## SHORT PROBLEM 1
According to the passage about the Clear Space Force Station, on what date was the installation renamed from Clear Air Force Station?

## SOURCE TEXT
━━━━━━━━━━━━━━━━
As I was driving southward on the highway Alaska 3 after my stop in the town of Nenana, I passed by a military installation without noticing it. No signs point the way, and while the place isn’t precisely hidden, it is off the main road. It’s the Clear Space Force Station.

Not only that, the facility only recently became part of the Space Force.

“Clear Air Force Station, a remote military installation outside of Fairbanks, Alaska, was officially renamed from Clear Air Force Station to Clear Space Force Station during a ceremony on June 15, 2021,” the Air Force reports.

“Clear will continue to serve as home to Arctic Airmen and Guardians assigned to the 13th and 213th Space Warning Squadrons, providing 24/7 missile warning, missile defense, and space domain awareness…

“The history and mission of the base began in 1958 when the U. S. Air Force acquired the site to set up a Ballistic Missile Early Warning Systems and became fully operational in November of 1961 as the second detachment of the 71st Missile Warning Wing. The detachment became the 13th Missile Warning Squadron in January 1967. The unit was re-designated as the 13th Space Warning Squadron and reassigned under the 21st Space Wing at Peterson Air Force Base, Colorado.”
━━━━━━━━━━━━━━━━
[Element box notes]
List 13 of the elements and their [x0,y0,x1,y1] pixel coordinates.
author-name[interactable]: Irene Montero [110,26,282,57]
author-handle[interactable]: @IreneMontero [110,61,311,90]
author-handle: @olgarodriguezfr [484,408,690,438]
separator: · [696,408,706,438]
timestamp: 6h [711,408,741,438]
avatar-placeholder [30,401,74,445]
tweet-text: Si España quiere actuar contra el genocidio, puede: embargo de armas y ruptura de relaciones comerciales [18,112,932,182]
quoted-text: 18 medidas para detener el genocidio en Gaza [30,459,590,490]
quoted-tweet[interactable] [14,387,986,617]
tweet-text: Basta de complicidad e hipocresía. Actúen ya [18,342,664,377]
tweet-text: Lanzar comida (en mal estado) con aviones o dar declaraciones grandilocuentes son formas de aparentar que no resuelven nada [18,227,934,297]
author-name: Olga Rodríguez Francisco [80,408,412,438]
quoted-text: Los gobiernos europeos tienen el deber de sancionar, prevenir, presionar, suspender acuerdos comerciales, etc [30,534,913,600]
━━━━━━━━━━━━━━━━
## SHORT PROBLEM 2
Please reproduce, word for word, the lines of the listing from its very first line through the line containing "avatar-placeholder [30,401,74,445]", inclusive.

## FINAL RESULT 1
June 15, 2021

## FINAL RESULT 2
List 13 of the elements and their [x0,y0,x1,y1] pixel coordinates.
author-name[interactable]: Irene Montero [110,26,282,57]
author-handle[interactable]: @IreneMontero [110,61,311,90]
author-handle: @olgarodriguezfr [484,408,690,438]
separator: · [696,408,706,438]
timestamp: 6h [711,408,741,438]
avatar-placeholder [30,401,74,445]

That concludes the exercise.